Request: Output every record below exactly as it appears.

Listing:
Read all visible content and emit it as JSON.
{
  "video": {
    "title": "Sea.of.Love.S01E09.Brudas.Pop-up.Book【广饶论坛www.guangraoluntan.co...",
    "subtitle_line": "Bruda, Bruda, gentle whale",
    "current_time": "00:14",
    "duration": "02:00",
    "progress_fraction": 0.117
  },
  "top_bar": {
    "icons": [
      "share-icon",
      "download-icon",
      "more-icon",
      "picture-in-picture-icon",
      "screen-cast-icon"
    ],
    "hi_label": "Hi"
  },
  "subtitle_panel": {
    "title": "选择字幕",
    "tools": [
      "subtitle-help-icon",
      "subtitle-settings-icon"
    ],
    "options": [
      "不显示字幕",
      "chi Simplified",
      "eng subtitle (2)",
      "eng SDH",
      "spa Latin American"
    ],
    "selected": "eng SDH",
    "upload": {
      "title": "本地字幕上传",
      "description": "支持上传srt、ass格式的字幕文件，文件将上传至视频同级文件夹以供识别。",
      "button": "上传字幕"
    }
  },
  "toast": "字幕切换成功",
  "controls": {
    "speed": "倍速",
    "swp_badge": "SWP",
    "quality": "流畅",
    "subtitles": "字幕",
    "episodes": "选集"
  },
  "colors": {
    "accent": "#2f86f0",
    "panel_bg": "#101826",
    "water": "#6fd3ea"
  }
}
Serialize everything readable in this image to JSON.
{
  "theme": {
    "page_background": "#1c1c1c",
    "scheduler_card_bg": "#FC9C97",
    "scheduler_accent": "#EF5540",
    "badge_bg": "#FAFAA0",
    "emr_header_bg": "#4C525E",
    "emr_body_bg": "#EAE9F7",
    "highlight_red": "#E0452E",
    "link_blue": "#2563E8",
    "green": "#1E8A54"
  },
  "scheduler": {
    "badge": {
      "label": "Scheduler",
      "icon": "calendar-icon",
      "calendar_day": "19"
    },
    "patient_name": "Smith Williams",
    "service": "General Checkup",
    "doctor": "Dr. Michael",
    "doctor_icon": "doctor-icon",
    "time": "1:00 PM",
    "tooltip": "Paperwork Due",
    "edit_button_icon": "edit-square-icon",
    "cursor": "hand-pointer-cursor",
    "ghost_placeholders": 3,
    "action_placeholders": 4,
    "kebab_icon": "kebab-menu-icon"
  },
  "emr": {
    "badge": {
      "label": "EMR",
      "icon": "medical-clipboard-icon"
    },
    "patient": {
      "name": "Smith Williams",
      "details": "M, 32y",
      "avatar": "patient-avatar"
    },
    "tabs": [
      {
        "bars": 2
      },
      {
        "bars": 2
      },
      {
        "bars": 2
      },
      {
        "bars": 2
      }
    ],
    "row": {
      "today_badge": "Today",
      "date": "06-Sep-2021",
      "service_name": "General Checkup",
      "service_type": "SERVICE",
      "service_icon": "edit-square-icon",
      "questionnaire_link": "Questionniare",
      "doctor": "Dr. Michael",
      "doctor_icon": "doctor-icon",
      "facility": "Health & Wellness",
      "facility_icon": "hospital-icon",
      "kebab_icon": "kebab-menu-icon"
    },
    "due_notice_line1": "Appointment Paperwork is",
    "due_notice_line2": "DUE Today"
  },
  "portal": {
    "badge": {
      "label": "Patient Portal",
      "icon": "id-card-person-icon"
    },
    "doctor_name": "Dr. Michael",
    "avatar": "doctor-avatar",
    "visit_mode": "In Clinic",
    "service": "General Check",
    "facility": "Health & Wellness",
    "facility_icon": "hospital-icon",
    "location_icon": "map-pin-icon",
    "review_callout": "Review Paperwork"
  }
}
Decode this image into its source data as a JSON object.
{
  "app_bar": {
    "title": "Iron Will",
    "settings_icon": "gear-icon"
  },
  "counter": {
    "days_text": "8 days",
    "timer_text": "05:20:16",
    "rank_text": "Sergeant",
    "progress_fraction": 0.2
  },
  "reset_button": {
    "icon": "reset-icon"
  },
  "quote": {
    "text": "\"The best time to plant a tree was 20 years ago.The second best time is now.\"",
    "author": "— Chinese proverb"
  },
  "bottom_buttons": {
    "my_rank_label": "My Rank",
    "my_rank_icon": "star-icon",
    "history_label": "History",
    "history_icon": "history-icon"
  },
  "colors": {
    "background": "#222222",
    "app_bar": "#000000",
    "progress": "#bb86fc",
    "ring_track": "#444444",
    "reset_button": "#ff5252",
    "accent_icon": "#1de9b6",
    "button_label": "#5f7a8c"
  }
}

Task answer:
Read all visible content and emit it as JSON.
{
  "video": {
    "title": "Sea.of.Love.S01E09.Brudas.Pop-up.Book【广饶论坛www.guangraoluntan.co...",
    "subtitle_line": "Bruda, Bruda, gentle whale",
    "current_time": "00:14",
    "duration": "02:00",
    "progress_fraction": 0.117
  },
  "top_bar": {
    "icons": [
      "share-icon",
      "download-icon",
      "more-icon",
      "picture-in-picture-icon",
      "screen-cast-icon"
    ],
    "hi_label": "Hi"
  },
  "subtitle_panel": {
    "title": "选择字幕",
    "tools": [
      "subtitle-help-icon",
      "subtitle-settings-icon"
    ],
    "options": [
      "不显示字幕",
      "chi Simplified",
      "eng subtitle (2)",
      "eng SDH",
      "spa Latin American"
    ],
    "selected": "eng SDH",
    "upload": {
      "title": "本地字幕上传",
      "description": "支持上传srt、ass格式的字幕文件，文件将上传至视频同级文件夹以供识别。",
      "button": "上传字幕"
    }
  },
  "toast": "字幕切换成功",
  "controls": {
    "speed": "倍速",
    "swp_badge": "SWP",
    "quality": "流畅",
    "subtitles": "字幕",
    "episodes": "选集"
  },
  "colors": {
    "accent": "#2f86f0",
    "panel_bg": "#101826",
    "water": "#6fd3ea"
  }
}
Serialize everything readable in this image to JSON.
{
  "theme": {
    "page_background": "#1c1c1c",
    "scheduler_card_bg": "#FC9C97",
    "scheduler_accent": "#EF5540",
    "badge_bg": "#FAFAA0",
    "emr_header_bg": "#4C525E",
    "emr_body_bg": "#EAE9F7",
    "highlight_red": "#E0452E",
    "link_blue": "#2563E8",
    "green": "#1E8A54"
  },
  "scheduler": {
    "badge": {
      "label": "Scheduler",
      "icon": "calendar-icon",
      "calendar_day": "19"
    },
    "patient_name": "Smith Williams",
    "service": "General Checkup",
    "doctor": "Dr. Michael",
    "doctor_icon": "doctor-icon",
    "time": "1:00 PM",
    "tooltip": "Paperwork Due",
    "edit_button_icon": "edit-square-icon",
    "cursor": "hand-pointer-cursor",
    "ghost_placeholders": 3,
    "action_placeholders": 4,
    "kebab_icon": "kebab-menu-icon"
  },
  "emr": {
    "badge": {
      "label": "EMR",
      "icon": "medical-clipboard-icon"
    },
    "patient": {
      "name": "Smith Williams",
      "details": "M, 32y",
      "avatar": "patient-avatar"
    },
    "tabs": [
      {
        "bars": 2
      },
      {
        "bars": 2
      },
      {
        "bars": 2
      },
      {
        "bars": 2
      }
    ],
    "row": {
      "today_badge": "Today",
      "date": "06-Sep-2021",
      "service_name": "General Checkup",
      "service_type": "SERVICE",
      "service_icon": "edit-square-icon",
      "questionnaire_link": "Questionniare",
      "doctor": "Dr. Michael",
      "doctor_icon": "doctor-icon",
      "facility": "Health & Wellness",
      "facility_icon": "hospital-icon",
      "kebab_icon": "kebab-menu-icon"
    },
    "due_notice_line1": "Appointment Paperwork is",
    "due_notice_line2": "DUE Today"
  },
  "portal": {
    "badge": {
      "label": "Patient Portal",
      "icon": "id-card-person-icon"
    },
    "doctor_name": "Dr. Michael",
    "avatar": "doctor-avatar",
    "visit_mode": "In Clinic",
    "service": "General Check",
    "facility": "Health & Wellness",
    "facility_icon": "hospital-icon",
    "location_icon": "map-pin-icon",
    "review_callout": "Review Paperwork"
  }
}
Decode this image into its source data as a JSON object.
{
  "app_bar": {
    "title": "Iron Will",
    "settings_icon": "gear-icon"
  },
  "counter": {
    "days_text": "8 days",
    "timer_text": "05:20:16",
    "rank_text": "Sergeant",
    "progress_fraction": 0.2
  },
  "reset_button": {
    "icon": "reset-icon"
  },
  "quote": {
    "text": "\"The best time to plant a tree was 20 years ago.The second best time is now.\"",
    "author": "— Chinese proverb"
  },
  "bottom_buttons": {
    "my_rank_label": "My Rank",
    "my_rank_icon": "star-icon",
    "history_label": "History",
    "history_icon": "history-icon"
  },
  "colors": {
    "background": "#222222",
    "app_bar": "#000000",
    "progress": "#bb86fc",
    "ring_track": "#444444",
    "reset_button": "#ff5252",
    "accent_icon": "#1de9b6",
    "button_label": "#5f7a8c"
  }
}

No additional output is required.